◆ **Aim of the task**: Find how many lines of the listing below include the word "τότε", then report the number by itself.

◆ **Listed entries**:
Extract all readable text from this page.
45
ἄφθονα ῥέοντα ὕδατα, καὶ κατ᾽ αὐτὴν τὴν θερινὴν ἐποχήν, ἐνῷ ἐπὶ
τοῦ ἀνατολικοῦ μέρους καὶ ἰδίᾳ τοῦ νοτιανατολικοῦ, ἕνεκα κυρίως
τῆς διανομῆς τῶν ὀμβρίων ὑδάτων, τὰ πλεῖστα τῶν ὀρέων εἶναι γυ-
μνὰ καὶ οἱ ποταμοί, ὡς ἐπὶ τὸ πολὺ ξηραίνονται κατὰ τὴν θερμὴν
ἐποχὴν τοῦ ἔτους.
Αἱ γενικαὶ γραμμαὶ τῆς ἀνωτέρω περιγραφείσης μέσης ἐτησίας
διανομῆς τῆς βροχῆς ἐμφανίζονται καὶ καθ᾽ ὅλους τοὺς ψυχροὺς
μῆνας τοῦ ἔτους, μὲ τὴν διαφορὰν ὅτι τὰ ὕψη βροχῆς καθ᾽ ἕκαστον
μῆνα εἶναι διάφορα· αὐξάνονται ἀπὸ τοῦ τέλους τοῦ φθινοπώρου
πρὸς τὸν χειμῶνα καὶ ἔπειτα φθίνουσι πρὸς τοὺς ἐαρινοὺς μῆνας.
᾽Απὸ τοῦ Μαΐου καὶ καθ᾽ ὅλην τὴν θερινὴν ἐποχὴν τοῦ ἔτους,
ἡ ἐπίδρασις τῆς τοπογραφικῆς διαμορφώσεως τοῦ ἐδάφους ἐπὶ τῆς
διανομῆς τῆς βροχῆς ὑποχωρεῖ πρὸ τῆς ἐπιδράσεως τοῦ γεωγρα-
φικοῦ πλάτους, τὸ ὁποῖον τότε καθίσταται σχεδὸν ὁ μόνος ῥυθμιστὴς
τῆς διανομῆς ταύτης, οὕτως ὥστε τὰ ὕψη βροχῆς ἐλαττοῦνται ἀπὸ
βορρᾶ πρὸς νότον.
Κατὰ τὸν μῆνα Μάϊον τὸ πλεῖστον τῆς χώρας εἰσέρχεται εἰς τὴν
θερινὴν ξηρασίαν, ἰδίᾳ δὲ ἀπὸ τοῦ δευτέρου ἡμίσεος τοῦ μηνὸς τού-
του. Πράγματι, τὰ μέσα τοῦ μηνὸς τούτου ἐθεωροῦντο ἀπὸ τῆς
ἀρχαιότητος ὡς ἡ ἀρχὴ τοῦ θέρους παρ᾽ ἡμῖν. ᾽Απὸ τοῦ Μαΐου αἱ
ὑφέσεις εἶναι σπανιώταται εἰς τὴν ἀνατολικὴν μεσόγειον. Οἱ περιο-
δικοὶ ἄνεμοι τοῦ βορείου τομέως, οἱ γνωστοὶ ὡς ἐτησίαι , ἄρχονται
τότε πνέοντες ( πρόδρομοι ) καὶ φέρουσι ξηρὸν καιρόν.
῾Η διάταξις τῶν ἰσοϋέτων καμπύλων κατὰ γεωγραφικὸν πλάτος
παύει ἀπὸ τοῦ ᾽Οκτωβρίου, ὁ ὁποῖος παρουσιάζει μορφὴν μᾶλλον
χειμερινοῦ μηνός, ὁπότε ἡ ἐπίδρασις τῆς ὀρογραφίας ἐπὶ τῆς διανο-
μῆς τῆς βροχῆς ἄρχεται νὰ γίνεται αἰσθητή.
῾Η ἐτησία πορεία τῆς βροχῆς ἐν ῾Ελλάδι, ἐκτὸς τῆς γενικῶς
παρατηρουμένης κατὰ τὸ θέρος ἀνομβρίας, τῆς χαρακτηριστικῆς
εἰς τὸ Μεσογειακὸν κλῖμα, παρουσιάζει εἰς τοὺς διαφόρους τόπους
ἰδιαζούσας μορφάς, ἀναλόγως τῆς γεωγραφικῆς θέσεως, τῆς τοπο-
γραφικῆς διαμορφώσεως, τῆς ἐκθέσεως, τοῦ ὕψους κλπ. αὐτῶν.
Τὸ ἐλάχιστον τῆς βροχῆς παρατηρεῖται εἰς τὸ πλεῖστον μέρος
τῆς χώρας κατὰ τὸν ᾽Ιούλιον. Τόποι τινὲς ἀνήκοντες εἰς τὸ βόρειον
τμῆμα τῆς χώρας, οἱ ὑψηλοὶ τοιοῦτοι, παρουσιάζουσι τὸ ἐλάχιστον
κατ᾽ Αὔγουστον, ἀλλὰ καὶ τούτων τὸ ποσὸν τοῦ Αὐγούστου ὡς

◆ **Output for this task**: 2